▶ [EXTRAIT DU TEXTE]:
┌────────
La littérature et le péché

 

 

 

 

 

 

par

 

 

 

 

 

 

François MAURIAC

 

 

 

 

 

 

 

 

 

 

 

 

Le 21 décembre dernier, la chaire de l’église Saint-Roch à Paris retentissait de paroles redoutables : « À Dieu ne plaise, s’écriait l’évêque du Mans, à Dieu ne plaise que je propose de briser l’envol du génie ! Mais sous prétexte de liberté d’inspiration, est-ce que des écrivains et des artistes ne prétendent pas concilier l’audace des descriptions et des peintures et la pratique des sacrements ? » Et Mgr Grente n’hésitait pas à dénoncer avec une tout apostolique violence : « Ces hommes qui se félicitent d’être pieux pendant qu’ils troublent et pervertissent les autres. »

Hâtons-nous de rassurer les personnes dont le zèle dévorant m’a fait parvenir ce texte, et aussi le rédacteur de la Semaine religieuse de Coutances, qui rappelle à ce propos les pieux conseils qu’André Chaumeix voulut bien me prodiguer quand il me reçut sous la Coupole. J’apporte à ces bonnes âmes une nouvelle dont leur charité se réjouira : la mercuriale de Saint-Roch ne s’adressait pas à ma chétive personne. Je le tiens de la meilleure source ; durant les quelques rencontres que l’évêque du Mans voulut bien me ménager vers le temps où il ne dédaignait pas de jeter les yeux sur notre Compagnie, j’eus la consolation d’apprendre de sa bouche que non content d’être charmé par mes ouvrages, il en était aussi grandement édifié.

Mais cette flèche qui ne m’était pas destinée, oserai-je nier que tout de même elle m’a atteint ? Et quel écrivain catholique, s’il est romancier et homme de théâtre, n’a dû souvent l’arracher de sa chair ? Sans l’avoir voulu, l’évêque du Mans a touché une blessure mal cicatrisée, une plaie inguérissable. Rien ne pourra faire que le péché ne soit l’élément de l’homme de lettres et les passions du cœur le pain et le vin dont chaque jour il se délecte. Les décrire sans connivence, comme nous y invitait Maritain, est sans doute à la portée du philosophe et du moraliste, non de l’écrivain d’imagination dont tout l’art consiste à rendre visible, tangible, odorant, un monde plein de délices criminelles, de sainteté aussi, nous ne l’ignorons pas. C’est le roc où nous nous accrochons, que nous embrasserons jusqu’à notre dernier souffle ; puisse du moins la Grâce demeurer présente dans notre œuvre ; même méprisée et en apparence refoulée, que le lecteur sente partout cette nappe immense, cette circulation souterraine de l’amour.
└────────
▶ [PROBLÈME POSÉ]: D'après l'extrait sur la littérature et le péché, qui fit retentir la chaire de l'église Saint-Roch de paroles redoutables le 21 décembre ?

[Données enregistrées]
┌────────
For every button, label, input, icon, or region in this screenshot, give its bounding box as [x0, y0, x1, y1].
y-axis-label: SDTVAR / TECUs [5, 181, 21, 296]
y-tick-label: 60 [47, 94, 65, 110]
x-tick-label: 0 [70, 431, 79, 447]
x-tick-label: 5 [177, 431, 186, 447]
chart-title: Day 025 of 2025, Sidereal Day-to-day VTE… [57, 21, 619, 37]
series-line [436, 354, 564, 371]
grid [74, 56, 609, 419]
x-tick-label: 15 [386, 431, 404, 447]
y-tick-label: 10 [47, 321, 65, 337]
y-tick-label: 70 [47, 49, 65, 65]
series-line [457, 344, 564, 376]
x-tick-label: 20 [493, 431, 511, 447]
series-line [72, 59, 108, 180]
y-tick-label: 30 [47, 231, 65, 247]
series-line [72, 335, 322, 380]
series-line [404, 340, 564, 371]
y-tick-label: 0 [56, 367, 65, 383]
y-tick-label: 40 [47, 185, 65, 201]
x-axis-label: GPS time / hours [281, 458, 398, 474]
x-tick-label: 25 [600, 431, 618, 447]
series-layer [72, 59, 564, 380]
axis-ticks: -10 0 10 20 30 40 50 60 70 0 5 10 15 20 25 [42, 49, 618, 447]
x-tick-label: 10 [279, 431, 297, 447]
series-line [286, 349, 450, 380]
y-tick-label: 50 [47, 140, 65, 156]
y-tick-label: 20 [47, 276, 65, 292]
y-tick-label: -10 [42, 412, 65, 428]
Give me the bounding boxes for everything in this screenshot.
└────────
┌────────
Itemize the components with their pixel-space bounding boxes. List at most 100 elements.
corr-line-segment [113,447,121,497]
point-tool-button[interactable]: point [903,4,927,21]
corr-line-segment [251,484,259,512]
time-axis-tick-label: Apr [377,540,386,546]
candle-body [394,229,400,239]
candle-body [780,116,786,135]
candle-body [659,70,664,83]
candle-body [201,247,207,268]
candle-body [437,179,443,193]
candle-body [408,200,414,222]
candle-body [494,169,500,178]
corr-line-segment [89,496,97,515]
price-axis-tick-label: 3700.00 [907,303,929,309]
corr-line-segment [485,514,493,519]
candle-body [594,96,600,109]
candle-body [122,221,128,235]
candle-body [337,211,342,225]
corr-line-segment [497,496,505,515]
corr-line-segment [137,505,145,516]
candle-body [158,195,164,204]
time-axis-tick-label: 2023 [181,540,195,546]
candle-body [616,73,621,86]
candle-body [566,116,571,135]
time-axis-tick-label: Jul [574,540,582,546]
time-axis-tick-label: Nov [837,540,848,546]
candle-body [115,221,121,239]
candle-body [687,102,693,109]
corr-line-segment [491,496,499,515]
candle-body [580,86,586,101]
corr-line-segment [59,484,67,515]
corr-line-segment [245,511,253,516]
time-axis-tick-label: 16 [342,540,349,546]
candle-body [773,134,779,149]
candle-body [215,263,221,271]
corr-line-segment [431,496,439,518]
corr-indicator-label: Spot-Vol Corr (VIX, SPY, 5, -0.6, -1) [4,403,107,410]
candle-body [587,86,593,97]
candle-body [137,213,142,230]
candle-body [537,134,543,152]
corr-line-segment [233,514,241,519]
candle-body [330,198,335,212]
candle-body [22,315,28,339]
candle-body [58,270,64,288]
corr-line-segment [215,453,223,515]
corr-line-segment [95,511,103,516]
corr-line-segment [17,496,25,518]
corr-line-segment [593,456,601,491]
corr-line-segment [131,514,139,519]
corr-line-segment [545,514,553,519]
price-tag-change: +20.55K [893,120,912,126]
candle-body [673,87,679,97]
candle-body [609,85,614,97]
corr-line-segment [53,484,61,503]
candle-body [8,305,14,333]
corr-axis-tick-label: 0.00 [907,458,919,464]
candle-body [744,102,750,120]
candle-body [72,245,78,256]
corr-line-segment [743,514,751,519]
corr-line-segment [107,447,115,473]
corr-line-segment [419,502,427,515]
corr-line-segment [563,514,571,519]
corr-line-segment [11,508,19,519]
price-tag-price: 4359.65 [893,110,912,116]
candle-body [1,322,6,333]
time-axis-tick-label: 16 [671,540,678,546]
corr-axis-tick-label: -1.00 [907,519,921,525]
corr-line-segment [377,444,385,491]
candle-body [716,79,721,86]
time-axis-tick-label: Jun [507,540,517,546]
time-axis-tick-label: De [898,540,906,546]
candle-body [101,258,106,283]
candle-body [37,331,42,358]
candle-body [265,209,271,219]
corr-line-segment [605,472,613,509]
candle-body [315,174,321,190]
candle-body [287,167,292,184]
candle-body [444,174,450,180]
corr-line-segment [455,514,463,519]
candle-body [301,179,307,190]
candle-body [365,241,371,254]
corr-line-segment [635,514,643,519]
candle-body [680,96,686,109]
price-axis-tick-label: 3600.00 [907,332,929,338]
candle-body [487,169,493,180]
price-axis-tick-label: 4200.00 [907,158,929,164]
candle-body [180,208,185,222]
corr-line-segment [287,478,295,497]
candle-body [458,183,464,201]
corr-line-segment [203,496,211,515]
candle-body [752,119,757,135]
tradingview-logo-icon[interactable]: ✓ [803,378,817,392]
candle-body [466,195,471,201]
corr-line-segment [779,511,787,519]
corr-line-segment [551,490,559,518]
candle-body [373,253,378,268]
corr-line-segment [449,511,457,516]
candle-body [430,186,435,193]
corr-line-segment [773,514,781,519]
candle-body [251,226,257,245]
└────────
▶ [RÉPONSE COMPLÈTE]: L'évêque du Mans, Mgr Grente.